Required work
Among the records below, find each line that includes the string "nRate" and copy it.

Records for processing

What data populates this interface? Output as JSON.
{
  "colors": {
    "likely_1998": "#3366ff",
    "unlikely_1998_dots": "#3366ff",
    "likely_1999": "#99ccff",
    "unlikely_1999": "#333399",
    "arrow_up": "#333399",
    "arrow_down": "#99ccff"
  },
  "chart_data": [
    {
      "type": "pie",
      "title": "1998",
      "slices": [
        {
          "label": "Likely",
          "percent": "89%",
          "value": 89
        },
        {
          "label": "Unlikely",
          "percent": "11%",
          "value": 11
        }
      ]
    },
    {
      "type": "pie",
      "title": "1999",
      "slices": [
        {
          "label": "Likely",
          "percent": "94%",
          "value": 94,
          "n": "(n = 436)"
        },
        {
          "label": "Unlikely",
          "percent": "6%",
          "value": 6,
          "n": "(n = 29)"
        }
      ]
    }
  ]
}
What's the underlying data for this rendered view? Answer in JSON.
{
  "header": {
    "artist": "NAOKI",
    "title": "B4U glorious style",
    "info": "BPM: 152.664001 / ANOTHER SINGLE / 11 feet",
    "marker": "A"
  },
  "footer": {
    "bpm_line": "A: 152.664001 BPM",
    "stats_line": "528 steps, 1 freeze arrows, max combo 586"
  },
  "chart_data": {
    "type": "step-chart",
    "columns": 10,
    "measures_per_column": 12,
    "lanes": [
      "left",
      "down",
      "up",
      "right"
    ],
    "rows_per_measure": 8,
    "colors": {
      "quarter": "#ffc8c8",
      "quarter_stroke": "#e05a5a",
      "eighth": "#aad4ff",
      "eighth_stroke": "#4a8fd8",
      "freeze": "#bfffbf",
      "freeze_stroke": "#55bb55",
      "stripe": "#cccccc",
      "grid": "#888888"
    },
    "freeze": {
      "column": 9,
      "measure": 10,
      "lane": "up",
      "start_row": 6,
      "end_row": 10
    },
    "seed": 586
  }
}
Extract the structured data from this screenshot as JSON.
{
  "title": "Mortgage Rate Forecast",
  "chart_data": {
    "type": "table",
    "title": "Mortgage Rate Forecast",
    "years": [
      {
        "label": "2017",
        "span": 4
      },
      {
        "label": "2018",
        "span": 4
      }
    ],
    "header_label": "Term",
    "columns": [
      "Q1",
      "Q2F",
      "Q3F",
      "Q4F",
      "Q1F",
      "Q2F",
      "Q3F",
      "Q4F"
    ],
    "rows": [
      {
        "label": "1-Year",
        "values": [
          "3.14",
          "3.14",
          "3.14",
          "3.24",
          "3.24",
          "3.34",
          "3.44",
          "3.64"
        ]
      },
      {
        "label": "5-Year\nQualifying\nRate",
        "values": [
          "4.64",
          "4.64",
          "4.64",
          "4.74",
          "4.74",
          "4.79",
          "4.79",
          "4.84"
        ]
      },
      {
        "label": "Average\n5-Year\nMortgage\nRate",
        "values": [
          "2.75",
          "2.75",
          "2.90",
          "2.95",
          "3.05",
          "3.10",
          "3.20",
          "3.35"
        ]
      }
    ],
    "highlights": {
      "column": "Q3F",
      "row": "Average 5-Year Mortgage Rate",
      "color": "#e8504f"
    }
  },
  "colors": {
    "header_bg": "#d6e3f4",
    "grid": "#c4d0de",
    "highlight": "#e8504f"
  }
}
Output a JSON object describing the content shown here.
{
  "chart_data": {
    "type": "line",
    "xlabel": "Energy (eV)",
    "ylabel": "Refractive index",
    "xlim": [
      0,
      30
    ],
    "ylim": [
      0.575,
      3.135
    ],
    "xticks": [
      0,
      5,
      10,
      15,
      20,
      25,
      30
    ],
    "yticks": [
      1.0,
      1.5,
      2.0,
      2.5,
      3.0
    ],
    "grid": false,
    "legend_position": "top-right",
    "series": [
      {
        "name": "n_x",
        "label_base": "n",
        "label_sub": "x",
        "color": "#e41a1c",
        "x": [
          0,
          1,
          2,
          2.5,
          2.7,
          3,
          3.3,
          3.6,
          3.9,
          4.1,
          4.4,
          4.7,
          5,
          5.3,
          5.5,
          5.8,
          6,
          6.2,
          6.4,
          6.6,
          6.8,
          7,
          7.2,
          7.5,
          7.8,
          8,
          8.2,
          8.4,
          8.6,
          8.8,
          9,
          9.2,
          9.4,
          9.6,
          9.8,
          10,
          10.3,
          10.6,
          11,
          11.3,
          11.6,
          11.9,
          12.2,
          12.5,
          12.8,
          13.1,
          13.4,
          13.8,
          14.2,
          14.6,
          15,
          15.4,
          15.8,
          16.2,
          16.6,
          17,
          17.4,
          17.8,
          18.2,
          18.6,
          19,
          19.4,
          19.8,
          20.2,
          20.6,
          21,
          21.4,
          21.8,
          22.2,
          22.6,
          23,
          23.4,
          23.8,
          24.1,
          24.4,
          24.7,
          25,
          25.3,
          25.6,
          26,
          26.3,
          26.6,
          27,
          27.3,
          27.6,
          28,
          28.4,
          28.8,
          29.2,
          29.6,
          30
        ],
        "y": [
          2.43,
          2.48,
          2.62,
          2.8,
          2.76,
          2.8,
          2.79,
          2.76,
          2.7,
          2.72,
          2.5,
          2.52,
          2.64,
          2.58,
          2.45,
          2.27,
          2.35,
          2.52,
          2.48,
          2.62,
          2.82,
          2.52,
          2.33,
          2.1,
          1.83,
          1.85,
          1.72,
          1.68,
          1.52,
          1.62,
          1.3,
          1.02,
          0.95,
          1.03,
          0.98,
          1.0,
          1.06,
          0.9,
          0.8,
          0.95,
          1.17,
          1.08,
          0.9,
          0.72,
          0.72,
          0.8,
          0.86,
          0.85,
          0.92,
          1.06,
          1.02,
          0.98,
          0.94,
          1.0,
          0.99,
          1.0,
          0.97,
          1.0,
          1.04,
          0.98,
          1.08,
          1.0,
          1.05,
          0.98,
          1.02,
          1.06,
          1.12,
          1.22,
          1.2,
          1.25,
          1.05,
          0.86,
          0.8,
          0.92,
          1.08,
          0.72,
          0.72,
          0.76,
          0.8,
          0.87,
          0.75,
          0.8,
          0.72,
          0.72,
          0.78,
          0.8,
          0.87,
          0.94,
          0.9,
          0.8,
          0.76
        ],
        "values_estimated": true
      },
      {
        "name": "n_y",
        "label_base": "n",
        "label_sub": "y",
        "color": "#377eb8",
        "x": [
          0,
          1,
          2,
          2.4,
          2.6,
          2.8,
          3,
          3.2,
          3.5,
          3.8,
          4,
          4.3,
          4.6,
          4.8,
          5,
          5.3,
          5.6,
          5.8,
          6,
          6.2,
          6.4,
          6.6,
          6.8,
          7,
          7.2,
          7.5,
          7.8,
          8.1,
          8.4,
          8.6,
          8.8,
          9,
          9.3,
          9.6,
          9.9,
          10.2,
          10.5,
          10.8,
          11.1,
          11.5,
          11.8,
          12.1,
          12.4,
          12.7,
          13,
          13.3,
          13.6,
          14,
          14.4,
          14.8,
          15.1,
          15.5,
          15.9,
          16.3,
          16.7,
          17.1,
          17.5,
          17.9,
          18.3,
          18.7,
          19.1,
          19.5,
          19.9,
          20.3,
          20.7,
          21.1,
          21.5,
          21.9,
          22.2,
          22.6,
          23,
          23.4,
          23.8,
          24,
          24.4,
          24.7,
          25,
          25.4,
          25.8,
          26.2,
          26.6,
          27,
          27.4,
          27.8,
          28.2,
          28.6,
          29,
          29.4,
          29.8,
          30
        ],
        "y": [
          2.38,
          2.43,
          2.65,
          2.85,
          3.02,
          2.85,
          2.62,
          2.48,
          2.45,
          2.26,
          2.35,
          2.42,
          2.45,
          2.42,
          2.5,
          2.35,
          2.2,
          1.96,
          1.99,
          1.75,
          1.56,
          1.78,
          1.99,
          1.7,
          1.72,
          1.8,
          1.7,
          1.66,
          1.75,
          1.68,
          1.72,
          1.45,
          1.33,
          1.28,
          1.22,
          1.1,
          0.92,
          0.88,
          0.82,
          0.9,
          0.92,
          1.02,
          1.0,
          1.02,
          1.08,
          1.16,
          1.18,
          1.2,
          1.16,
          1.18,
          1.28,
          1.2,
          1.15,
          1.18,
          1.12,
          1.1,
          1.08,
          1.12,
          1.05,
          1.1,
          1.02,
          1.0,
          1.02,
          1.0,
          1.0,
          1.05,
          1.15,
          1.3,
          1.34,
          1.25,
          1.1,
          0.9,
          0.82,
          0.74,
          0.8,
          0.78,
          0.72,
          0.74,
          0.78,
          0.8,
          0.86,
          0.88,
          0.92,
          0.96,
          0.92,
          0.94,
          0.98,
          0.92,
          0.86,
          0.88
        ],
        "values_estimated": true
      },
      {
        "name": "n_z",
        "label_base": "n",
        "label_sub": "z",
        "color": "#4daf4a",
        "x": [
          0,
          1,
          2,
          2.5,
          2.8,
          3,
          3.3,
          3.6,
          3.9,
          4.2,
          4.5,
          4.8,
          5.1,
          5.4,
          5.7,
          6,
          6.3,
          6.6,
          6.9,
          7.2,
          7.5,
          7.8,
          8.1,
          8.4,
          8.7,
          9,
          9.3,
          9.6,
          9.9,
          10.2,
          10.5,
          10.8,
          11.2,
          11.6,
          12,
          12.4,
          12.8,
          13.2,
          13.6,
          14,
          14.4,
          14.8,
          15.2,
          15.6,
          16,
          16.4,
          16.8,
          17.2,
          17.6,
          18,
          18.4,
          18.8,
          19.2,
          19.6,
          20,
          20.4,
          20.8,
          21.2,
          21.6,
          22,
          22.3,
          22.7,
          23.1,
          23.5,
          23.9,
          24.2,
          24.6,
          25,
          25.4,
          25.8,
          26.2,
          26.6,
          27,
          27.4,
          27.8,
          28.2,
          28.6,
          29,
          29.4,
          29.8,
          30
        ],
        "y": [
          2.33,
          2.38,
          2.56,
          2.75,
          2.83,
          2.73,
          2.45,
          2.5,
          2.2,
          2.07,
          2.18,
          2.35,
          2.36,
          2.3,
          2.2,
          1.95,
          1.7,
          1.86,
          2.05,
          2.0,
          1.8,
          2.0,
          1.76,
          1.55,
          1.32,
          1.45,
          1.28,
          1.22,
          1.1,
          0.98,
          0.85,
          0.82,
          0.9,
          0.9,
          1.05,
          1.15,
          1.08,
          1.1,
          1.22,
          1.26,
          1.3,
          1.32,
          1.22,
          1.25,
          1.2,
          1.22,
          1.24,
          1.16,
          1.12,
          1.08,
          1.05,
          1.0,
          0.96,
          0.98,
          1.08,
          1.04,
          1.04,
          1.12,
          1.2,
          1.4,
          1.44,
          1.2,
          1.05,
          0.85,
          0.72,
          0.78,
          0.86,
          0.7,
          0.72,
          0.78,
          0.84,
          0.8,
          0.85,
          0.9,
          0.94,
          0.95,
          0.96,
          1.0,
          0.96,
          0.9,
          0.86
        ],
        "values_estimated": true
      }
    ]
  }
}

Output for this task
        "label": "5-Year\nQualifying\nRate",
        "label": "Average\n5-Year\nMortgage\nRate",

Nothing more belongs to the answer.